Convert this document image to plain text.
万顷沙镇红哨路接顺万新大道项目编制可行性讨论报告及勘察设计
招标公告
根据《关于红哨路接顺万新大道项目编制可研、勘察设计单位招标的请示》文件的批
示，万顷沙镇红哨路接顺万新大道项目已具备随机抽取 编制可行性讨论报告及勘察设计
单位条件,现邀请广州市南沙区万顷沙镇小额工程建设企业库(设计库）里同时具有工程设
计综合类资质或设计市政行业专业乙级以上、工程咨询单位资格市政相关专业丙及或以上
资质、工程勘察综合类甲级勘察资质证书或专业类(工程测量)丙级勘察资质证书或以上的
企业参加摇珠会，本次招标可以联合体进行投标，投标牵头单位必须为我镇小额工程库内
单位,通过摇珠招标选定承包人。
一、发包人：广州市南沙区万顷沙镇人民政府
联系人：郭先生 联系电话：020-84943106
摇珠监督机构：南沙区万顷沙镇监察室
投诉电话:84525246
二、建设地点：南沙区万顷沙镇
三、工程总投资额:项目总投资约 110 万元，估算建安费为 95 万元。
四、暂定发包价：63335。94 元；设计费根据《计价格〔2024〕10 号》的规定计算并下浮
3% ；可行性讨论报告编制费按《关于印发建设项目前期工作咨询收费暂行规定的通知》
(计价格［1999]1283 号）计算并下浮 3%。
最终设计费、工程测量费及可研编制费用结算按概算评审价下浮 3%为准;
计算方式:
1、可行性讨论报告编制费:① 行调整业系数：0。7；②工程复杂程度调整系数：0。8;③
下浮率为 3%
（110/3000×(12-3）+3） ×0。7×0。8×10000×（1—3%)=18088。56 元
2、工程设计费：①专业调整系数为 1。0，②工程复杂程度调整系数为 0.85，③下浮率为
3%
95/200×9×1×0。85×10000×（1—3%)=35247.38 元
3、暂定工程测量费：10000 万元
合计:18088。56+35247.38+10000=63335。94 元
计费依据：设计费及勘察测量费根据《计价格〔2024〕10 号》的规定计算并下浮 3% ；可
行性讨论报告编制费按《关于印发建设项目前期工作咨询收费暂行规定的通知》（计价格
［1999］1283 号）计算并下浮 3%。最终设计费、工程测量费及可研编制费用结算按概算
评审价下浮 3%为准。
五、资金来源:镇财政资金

**Task to complete**
Take the records above and return them exactly as written.

**Complete answer**
Convert this document image to plain text.
万顷沙镇红哨路接顺万新大道项目编制可行性讨论报告及勘察设计
招标公告
根据《关于红哨路接顺万新大道项目编制可研、勘察设计单位招标的请示》文件的批
示，万顷沙镇红哨路接顺万新大道项目已具备随机抽取 编制可行性讨论报告及勘察设计
单位条件,现邀请广州市南沙区万顷沙镇小额工程建设企业库(设计库）里同时具有工程设
计综合类资质或设计市政行业专业乙级以上、工程咨询单位资格市政相关专业丙及或以上
资质、工程勘察综合类甲级勘察资质证书或专业类(工程测量)丙级勘察资质证书或以上的
企业参加摇珠会，本次招标可以联合体进行投标，投标牵头单位必须为我镇小额工程库内
单位,通过摇珠招标选定承包人。
一、发包人：广州市南沙区万顷沙镇人民政府
联系人：郭先生 联系电话：020-84943106
摇珠监督机构：南沙区万顷沙镇监察室
投诉电话:84525246
二、建设地点：南沙区万顷沙镇
三、工程总投资额:项目总投资约 110 万元，估算建安费为 95 万元。
四、暂定发包价：63335。94 元；设计费根据《计价格〔2024〕10 号》的规定计算并下浮
3% ；可行性讨论报告编制费按《关于印发建设项目前期工作咨询收费暂行规定的通知》
(计价格［1999]1283 号）计算并下浮 3%。
最终设计费、工程测量费及可研编制费用结算按概算评审价下浮 3%为准;
计算方式:
1、可行性讨论报告编制费:① 行调整业系数：0。7；②工程复杂程度调整系数：0。8;③
下浮率为 3%
（110/3000×(12-3）+3） ×0。7×0。8×10000×（1—3%)=18088。56 元
2、工程设计费：①专业调整系数为 1。0，②工程复杂程度调整系数为 0.85，③下浮率为
3%
95/200×9×1×0。85×10000×（1—3%)=35247.38 元
3、暂定工程测量费：10000 万元
合计:18088。56+35247.38+10000=63335。94 元
计费依据：设计费及勘察测量费根据《计价格〔2024〕10 号》的规定计算并下浮 3% ；可
行性讨论报告编制费按《关于印发建设项目前期工作咨询收费暂行规定的通知》（计价格
［1999］1283 号）计算并下浮 3%。最终设计费、工程测量费及可研编制费用结算按概算
评审价下浮 3%为准。
五、资金来源:镇财政资金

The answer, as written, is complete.